◆ Objective: Copy out verbatim the rows below, from the row containing "data-point — [162, 293, 173, 322]" up to and including the row containing "data-point — [128, 233, 139, 242]".

::::::::::

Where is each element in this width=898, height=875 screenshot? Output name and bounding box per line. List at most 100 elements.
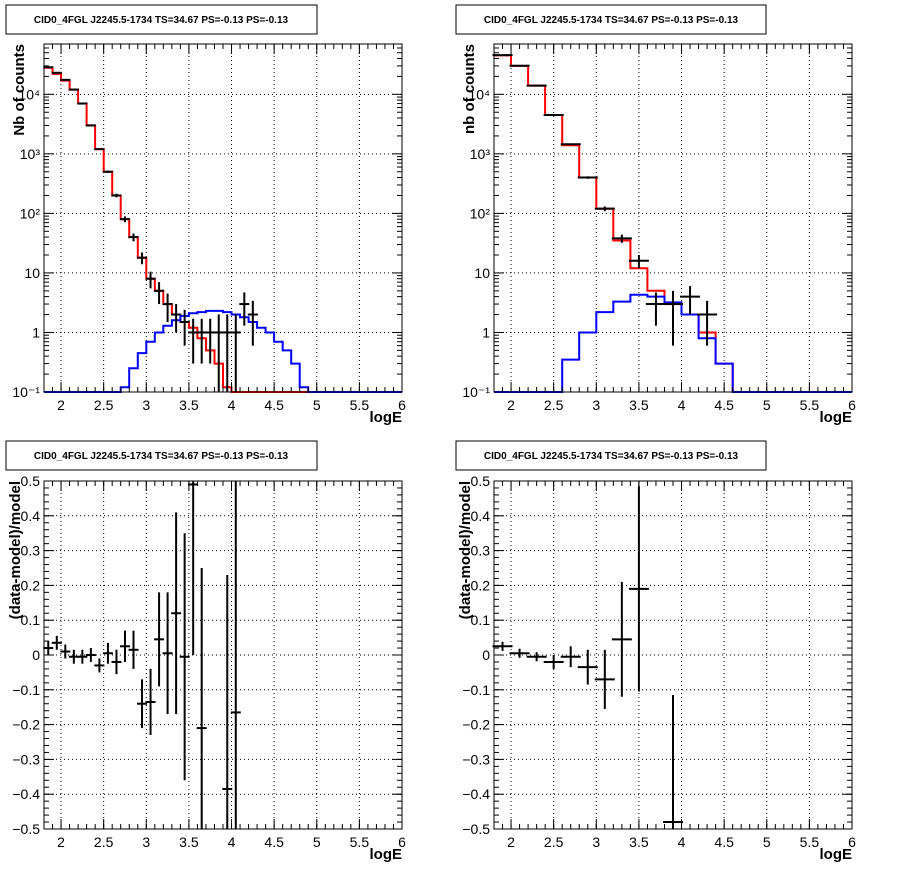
data-point — [162, 293, 173, 322]
x-tick-label: 5 — [313, 397, 321, 413]
x-tick-label: 2 — [507, 834, 515, 850]
data-point — [611, 581, 632, 697]
y-tick-label: 0.5 — [21, 473, 41, 489]
data-point — [68, 649, 79, 664]
panel-bottom-right: CID0_4FGL J2245.5-1734 TS=34.67 PS=-0.13… — [455, 440, 856, 863]
data-point — [128, 233, 139, 242]
x-tick-label: 3 — [142, 397, 150, 413]
y-tick-label: −0.1 — [462, 682, 490, 698]
data-point — [188, 481, 199, 655]
data-point — [213, 314, 224, 392]
data-point — [645, 292, 666, 326]
model-total-step — [44, 66, 402, 393]
data-point — [111, 193, 122, 198]
plot-frame — [43, 43, 403, 393]
data-point — [526, 652, 547, 662]
x-tick-label: 2 — [57, 834, 65, 850]
x-tick-label: 5.5 — [350, 834, 370, 850]
y-tick-label: −0.4 — [462, 786, 490, 802]
y-axis-label: (data-model)/model — [7, 481, 24, 619]
x-tick-label: 2.5 — [544, 397, 564, 413]
data-point — [222, 574, 233, 829]
data-point — [162, 592, 173, 715]
chart-title: CID0_4FGL J2245.5-1734 TS=34.67 PS=-0.13… — [484, 15, 739, 26]
y-tick-label: 10⁴ — [468, 86, 490, 102]
x-tick-label: 4.5 — [264, 397, 284, 413]
data-point — [171, 512, 182, 715]
grid — [44, 44, 402, 392]
x-tick-label: 2 — [507, 397, 515, 413]
data-point — [222, 314, 233, 392]
data-point — [119, 630, 130, 662]
data-point — [51, 635, 62, 650]
x-axis-label: logE — [370, 846, 403, 863]
data-point — [145, 271, 156, 289]
y-tick-label: −0.3 — [462, 751, 490, 767]
x-tick-label: 6 — [848, 397, 856, 413]
data-point — [145, 668, 156, 736]
x-tick-label: 6 — [398, 397, 406, 413]
x-tick-label: 2 — [57, 397, 65, 413]
data-point — [594, 206, 615, 212]
panel-bottom-left: CID0_4FGL J2245.5-1734 TS=34.67 PS=-0.13… — [5, 440, 406, 863]
title-box — [455, 440, 767, 471]
data-point — [663, 695, 683, 829]
x-tick-label: 5 — [313, 834, 321, 850]
y-tick-label: −0.5 — [12, 821, 40, 837]
series-layer — [43, 66, 402, 393]
x-tick-label: 5.5 — [800, 834, 820, 850]
y-tick-label: 10² — [20, 205, 41, 221]
x-tick-label: 6 — [398, 834, 406, 850]
x-tick-label: 5 — [763, 397, 771, 413]
y-tick-label: −0.3 — [12, 751, 40, 767]
x-tick-label: 4 — [678, 397, 686, 413]
y-tick-label: 0.1 — [21, 612, 41, 628]
y-tick-label: 0 — [32, 647, 40, 663]
data-point — [697, 300, 718, 346]
x-tick-label: 3 — [592, 397, 600, 413]
data-point — [492, 641, 513, 651]
x-tick-label: 4.5 — [264, 834, 284, 850]
x-tick-label: 5.5 — [350, 397, 370, 413]
y-tick-label: 0.1 — [471, 612, 491, 628]
tick-layer: 2 2.5 3 3.5 4 4.5 5 5.5 6 10⁻¹ 1 10 10² 10³ 10⁴ — [12, 44, 406, 413]
y-tick-label: 10⁻¹ — [12, 384, 40, 400]
data-point — [577, 649, 598, 685]
data-point — [94, 658, 105, 673]
x-tick-label: 6 — [848, 834, 856, 850]
data-point — [196, 568, 207, 829]
panel-top-left: CID0_4FGL J2245.5-1734 TS=34.67 PS=-0.13… — [5, 4, 406, 426]
y-axis-label: nb of counts — [461, 44, 478, 134]
data-point — [137, 252, 148, 265]
title-box — [5, 4, 318, 35]
x-tick-label: 2.5 — [94, 397, 114, 413]
data-point — [128, 630, 139, 669]
data-point — [60, 78, 71, 81]
grid — [44, 481, 402, 829]
x-tick-label: 3 — [592, 834, 600, 850]
data-point — [85, 124, 96, 127]
y-tick-label: 1 — [32, 324, 40, 340]
series-layer — [492, 54, 852, 393]
x-axis-label: logE — [820, 409, 853, 426]
data-point — [94, 148, 105, 151]
data-point — [247, 300, 258, 346]
data-point — [663, 290, 683, 346]
x-tick-label: 4.5 — [714, 397, 734, 413]
y-tick-label: 0.3 — [471, 543, 491, 559]
data-point — [154, 282, 165, 305]
y-tick-label: 10⁻¹ — [462, 384, 490, 400]
data-point — [188, 318, 199, 364]
data-point — [102, 642, 113, 664]
x-tick-label: 2.5 — [94, 834, 114, 850]
x-tick-label: 4 — [678, 834, 686, 850]
data-point — [171, 304, 182, 333]
title-box — [5, 440, 318, 471]
data-point — [137, 679, 148, 729]
panel-top-right: CID0_4FGL J2245.5-1734 TS=34.67 PS=-0.13… — [455, 4, 856, 426]
series-layer — [43, 481, 241, 829]
x-tick-label: 3.5 — [179, 397, 199, 413]
x-tick-label: 5 — [763, 834, 771, 850]
data-point — [611, 234, 632, 243]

::::::::::

◆ The reply:
data-point — [162, 293, 173, 322]
x-tick-label: 5 — [313, 397, 321, 413]
x-tick-label: 2 — [507, 834, 515, 850]
data-point — [611, 581, 632, 697]
y-tick-label: 0.5 — [21, 473, 41, 489]
data-point — [68, 649, 79, 664]
panel-bottom-right: CID0_4FGL J2245.5-1734 TS=34.67 PS=-0.13… — [455, 440, 856, 863]
data-point — [128, 233, 139, 242]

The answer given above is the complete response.